Objective: Can you transcribe every record below exactly as it appears?

Source material:
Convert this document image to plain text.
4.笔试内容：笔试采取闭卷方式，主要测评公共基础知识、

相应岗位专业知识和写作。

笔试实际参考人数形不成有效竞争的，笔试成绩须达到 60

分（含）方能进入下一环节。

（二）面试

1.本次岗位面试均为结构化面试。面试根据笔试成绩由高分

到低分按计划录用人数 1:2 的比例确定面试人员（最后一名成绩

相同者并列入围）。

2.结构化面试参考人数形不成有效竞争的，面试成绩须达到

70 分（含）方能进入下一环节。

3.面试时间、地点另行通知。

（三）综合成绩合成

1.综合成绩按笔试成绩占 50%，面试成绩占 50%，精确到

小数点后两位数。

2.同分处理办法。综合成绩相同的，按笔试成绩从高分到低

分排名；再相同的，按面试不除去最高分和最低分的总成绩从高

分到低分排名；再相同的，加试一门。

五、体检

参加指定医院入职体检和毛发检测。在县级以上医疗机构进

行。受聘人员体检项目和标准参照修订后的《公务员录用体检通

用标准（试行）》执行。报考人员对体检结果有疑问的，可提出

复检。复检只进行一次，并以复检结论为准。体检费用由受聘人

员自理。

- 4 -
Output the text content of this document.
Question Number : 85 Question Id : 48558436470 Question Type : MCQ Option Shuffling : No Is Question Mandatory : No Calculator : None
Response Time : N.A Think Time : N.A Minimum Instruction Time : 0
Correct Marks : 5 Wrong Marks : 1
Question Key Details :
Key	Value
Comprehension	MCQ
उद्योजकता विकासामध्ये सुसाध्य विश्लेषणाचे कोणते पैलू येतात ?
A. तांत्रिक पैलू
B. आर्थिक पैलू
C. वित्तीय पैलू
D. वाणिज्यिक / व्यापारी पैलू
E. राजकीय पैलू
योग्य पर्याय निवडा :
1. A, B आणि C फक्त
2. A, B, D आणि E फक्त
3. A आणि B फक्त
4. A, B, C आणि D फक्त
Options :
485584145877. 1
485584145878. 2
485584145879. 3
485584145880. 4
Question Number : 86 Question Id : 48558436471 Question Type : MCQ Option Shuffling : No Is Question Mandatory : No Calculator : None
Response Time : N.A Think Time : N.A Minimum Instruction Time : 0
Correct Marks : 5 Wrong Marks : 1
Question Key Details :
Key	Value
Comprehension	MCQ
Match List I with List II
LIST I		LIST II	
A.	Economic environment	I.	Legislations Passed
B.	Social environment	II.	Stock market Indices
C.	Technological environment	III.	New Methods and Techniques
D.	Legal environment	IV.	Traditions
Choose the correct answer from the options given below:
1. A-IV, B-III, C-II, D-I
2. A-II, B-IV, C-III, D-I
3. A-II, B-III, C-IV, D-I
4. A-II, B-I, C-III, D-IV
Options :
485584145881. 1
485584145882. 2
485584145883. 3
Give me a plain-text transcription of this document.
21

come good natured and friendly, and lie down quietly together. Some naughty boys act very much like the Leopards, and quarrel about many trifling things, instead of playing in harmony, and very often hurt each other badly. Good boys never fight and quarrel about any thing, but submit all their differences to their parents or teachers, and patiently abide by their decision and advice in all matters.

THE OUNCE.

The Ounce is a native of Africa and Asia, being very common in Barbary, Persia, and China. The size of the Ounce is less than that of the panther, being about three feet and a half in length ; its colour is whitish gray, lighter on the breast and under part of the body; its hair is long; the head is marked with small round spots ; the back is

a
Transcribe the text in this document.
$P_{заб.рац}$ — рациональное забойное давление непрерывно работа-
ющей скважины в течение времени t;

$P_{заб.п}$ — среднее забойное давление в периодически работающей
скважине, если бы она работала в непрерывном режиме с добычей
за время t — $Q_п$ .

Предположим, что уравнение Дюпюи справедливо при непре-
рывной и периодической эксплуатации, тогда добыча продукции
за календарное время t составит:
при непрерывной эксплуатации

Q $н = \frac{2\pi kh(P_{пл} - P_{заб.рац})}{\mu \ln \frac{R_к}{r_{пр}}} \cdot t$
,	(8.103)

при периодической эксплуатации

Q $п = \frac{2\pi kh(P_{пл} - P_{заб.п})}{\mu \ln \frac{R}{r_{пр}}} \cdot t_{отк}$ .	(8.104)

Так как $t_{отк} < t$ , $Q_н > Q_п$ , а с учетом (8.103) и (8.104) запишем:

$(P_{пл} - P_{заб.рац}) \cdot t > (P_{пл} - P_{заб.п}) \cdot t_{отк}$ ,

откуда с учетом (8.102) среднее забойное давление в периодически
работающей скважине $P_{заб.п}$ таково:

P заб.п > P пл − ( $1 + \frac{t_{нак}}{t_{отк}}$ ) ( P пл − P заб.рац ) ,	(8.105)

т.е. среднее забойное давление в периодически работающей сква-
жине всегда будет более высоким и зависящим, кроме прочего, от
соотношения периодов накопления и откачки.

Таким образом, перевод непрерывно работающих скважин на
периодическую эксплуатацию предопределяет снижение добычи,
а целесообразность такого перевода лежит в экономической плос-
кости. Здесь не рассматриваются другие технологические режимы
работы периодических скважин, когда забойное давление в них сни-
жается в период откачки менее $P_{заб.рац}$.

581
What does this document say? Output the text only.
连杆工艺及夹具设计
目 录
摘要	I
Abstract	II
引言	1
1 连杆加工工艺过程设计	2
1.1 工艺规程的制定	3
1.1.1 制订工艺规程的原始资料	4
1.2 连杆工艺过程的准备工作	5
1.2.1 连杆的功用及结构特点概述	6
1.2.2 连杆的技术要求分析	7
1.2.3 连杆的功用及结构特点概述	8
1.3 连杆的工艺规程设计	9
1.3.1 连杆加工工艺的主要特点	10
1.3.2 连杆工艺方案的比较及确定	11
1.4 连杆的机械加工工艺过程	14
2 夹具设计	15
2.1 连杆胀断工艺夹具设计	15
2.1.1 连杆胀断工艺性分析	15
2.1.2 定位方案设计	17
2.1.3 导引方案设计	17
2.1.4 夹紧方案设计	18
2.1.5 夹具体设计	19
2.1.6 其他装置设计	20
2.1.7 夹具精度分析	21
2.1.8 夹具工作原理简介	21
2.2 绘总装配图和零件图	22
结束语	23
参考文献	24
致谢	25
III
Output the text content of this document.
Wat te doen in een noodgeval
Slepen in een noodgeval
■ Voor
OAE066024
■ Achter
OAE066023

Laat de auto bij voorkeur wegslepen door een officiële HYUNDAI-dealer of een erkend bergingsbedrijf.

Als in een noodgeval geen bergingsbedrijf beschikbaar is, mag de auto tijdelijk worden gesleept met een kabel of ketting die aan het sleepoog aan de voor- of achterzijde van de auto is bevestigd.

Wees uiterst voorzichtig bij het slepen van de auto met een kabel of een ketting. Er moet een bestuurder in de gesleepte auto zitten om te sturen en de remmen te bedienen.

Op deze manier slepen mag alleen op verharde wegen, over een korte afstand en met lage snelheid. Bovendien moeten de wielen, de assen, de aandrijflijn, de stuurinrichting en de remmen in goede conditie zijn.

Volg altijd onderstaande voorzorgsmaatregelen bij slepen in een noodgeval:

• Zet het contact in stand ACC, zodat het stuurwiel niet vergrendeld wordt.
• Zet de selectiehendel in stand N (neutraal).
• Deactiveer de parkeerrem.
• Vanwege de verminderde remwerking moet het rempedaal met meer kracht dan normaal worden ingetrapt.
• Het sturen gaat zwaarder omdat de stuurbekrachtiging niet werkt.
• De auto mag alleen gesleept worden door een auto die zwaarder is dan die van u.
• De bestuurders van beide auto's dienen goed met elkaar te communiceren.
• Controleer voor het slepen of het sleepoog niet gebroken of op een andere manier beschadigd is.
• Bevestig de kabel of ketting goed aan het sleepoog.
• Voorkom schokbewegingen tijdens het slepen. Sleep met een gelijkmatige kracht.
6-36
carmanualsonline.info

Right answer:
Convert this document image to plain text.
4.笔试内容：笔试采取闭卷方式，主要测评公共基础知识、

相应岗位专业知识和写作。

笔试实际参考人数形不成有效竞争的，笔试成绩须达到 60

分（含）方能进入下一环节。

（二）面试

1.本次岗位面试均为结构化面试。面试根据笔试成绩由高分

到低分按计划录用人数 1:2 的比例确定面试人员（最后一名成绩

相同者并列入围）。

2.结构化面试参考人数形不成有效竞争的，面试成绩须达到

70 分（含）方能进入下一环节。

3.面试时间、地点另行通知。

（三）综合成绩合成

1.综合成绩按笔试成绩占 50%，面试成绩占 50%，精确到

小数点后两位数。

2.同分处理办法。综合成绩相同的，按笔试成绩从高分到低

分排名；再相同的，按面试不除去最高分和最低分的总成绩从高

分到低分排名；再相同的，加试一门。

五、体检

参加指定医院入职体检和毛发检测。在县级以上医疗机构进

行。受聘人员体检项目和标准参照修订后的《公务员录用体检通

用标准（试行）》执行。报考人员对体检结果有疑问的，可提出

复检。复检只进行一次，并以复检结论为准。体检费用由受聘人

员自理。

- 4 -
Output the text content of this document.
Question Number : 85 Question Id : 48558436470 Question Type : MCQ Option Shuffling : No Is Question Mandatory : No Calculator : None
Response Time : N.A Think Time : N.A Minimum Instruction Time : 0
Correct Marks : 5 Wrong Marks : 1
Question Key Details :
Key	Value
Comprehension	MCQ
उद्योजकता विकासामध्ये सुसाध्य विश्लेषणाचे कोणते पैलू येतात ?
A. तांत्रिक पैलू
B. आर्थिक पैलू
C. वित्तीय पैलू
D. वाणिज्यिक / व्यापारी पैलू
E. राजकीय पैलू
योग्य पर्याय निवडा :
1. A, B आणि C फक्त
2. A, B, D आणि E फक्त
3. A आणि B फक्त
4. A, B, C आणि D फक्त
Options :
485584145877. 1
485584145878. 2
485584145879. 3
485584145880. 4
Question Number : 86 Question Id : 48558436471 Question Type : MCQ Option Shuffling : No Is Question Mandatory : No Calculator : None
Response Time : N.A Think Time : N.A Minimum Instruction Time : 0
Correct Marks : 5 Wrong Marks : 1
Question Key Details :
Key	Value
Comprehension	MCQ
Match List I with List II
LIST I		LIST II	
A.	Economic environment	I.	Legislations Passed
B.	Social environment	II.	Stock market Indices
C.	Technological environment	III.	New Methods and Techniques
D.	Legal environment	IV.	Traditions
Choose the correct answer from the options given below:
1. A-IV, B-III, C-II, D-I
2. A-II, B-IV, C-III, D-I
3. A-II, B-III, C-IV, D-I
4. A-II, B-I, C-III, D-IV
Options :
485584145881. 1
485584145882. 2
485584145883. 3
Give me a plain-text transcription of this document.
21

come good natured and friendly, and lie down quietly together. Some naughty boys act very much like the Leopards, and quarrel about many trifling things, instead of playing in harmony, and very often hurt each other badly. Good boys never fight and quarrel about any thing, but submit all their differences to their parents or teachers, and patiently abide by their decision and advice in all matters.

THE OUNCE.

The Ounce is a native of Africa and Asia, being very common in Barbary, Persia, and China. The size of the Ounce is less than that of the panther, being about three feet and a half in length ; its colour is whitish gray, lighter on the breast and under part of the body; its hair is long; the head is marked with small round spots ; the back is

a
Transcribe the text in this document.
$P_{заб.рац}$ — рациональное забойное давление непрерывно работа-
ющей скважины в течение времени t;

$P_{заб.п}$ — среднее забойное давление в периодически работающей
скважине, если бы она работала в непрерывном режиме с добычей
за время t — $Q_п$ .

Предположим, что уравнение Дюпюи справедливо при непре-
рывной и периодической эксплуатации, тогда добыча продукции
за календарное время t составит:
при непрерывной эксплуатации

Q $н = \frac{2\pi kh(P_{пл} - P_{заб.рац})}{\mu \ln \frac{R_к}{r_{пр}}} \cdot t$
,	(8.103)

при периодической эксплуатации

Q $п = \frac{2\pi kh(P_{пл} - P_{заб.п})}{\mu \ln \frac{R}{r_{пр}}} \cdot t_{отк}$ .	(8.104)

Так как $t_{отк} < t$ , $Q_н > Q_п$ , а с учетом (8.103) и (8.104) запишем:

$(P_{пл} - P_{заб.рац}) \cdot t > (P_{пл} - P_{заб.п}) \cdot t_{отк}$ ,

откуда с учетом (8.102) среднее забойное давление в периодически
работающей скважине $P_{заб.п}$ таково:

P заб.п > P пл − ( $1 + \frac{t_{нак}}{t_{отк}}$ ) ( P пл − P заб.рац ) ,	(8.105)

т.е. среднее забойное давление в периодически работающей сква-
жине всегда будет более высоким и зависящим, кроме прочего, от
соотношения периодов накопления и откачки.

Таким образом, перевод непрерывно работающих скважин на
периодическую эксплуатацию предопределяет снижение добычи,
а целесообразность такого перевода лежит в экономической плос-
кости. Здесь не рассматриваются другие технологические режимы
работы периодических скважин, когда забойное давление в них сни-
жается в период откачки менее $P_{заб.рац}$.

581
What does this document say? Output the text only.
连杆工艺及夹具设计
目 录
摘要	I
Abstract	II
引言	1
1 连杆加工工艺过程设计	2
1.1 工艺规程的制定	3
1.1.1 制订工艺规程的原始资料	4
1.2 连杆工艺过程的准备工作	5
1.2.1 连杆的功用及结构特点概述	6
1.2.2 连杆的技术要求分析	7
1.2.3 连杆的功用及结构特点概述	8
1.3 连杆的工艺规程设计	9
1.3.1 连杆加工工艺的主要特点	10
1.3.2 连杆工艺方案的比较及确定	11
1.4 连杆的机械加工工艺过程	14
2 夹具设计	15
2.1 连杆胀断工艺夹具设计	15
2.1.1 连杆胀断工艺性分析	15
2.1.2 定位方案设计	17
2.1.3 导引方案设计	17
2.1.4 夹紧方案设计	18
2.1.5 夹具体设计	19
2.1.6 其他装置设计	20
2.1.7 夹具精度分析	21
2.1.8 夹具工作原理简介	21
2.2 绘总装配图和零件图	22
结束语	23
参考文献	24
致谢	25
III
Output the text content of this document.
Wat te doen in een noodgeval
Slepen in een noodgeval
■ Voor
OAE066024
■ Achter
OAE066023

Laat de auto bij voorkeur wegslepen door een officiële HYUNDAI-dealer of een erkend bergingsbedrijf.

Als in een noodgeval geen bergingsbedrijf beschikbaar is, mag de auto tijdelijk worden gesleept met een kabel of ketting die aan het sleepoog aan de voor- of achterzijde van de auto is bevestigd.

Wees uiterst voorzichtig bij het slepen van de auto met een kabel of een ketting. Er moet een bestuurder in de gesleepte auto zitten om te sturen en de remmen te bedienen.

Op deze manier slepen mag alleen op verharde wegen, over een korte afstand en met lage snelheid. Bovendien moeten de wielen, de assen, de aandrijflijn, de stuurinrichting en de remmen in goede conditie zijn.

Volg altijd onderstaande voorzorgsmaatregelen bij slepen in een noodgeval:

• Zet het contact in stand ACC, zodat het stuurwiel niet vergrendeld wordt.
• Zet de selectiehendel in stand N (neutraal).
• Deactiveer de parkeerrem.
• Vanwege de verminderde remwerking moet het rempedaal met meer kracht dan normaal worden ingetrapt.
• Het sturen gaat zwaarder omdat de stuurbekrachtiging niet werkt.
• De auto mag alleen gesleept worden door een auto die zwaarder is dan die van u.
• De bestuurders van beide auto's dienen goed met elkaar te communiceren.
• Controleer voor het slepen of het sleepoog niet gebroken of op een andere manier beschadigd is.
• Bevestig de kabel of ketting goed aan het sleepoog.
• Voorkom schokbewegingen tijdens het slepen. Sleep met een gelijkmatige kracht.
6-36
carmanualsonline.info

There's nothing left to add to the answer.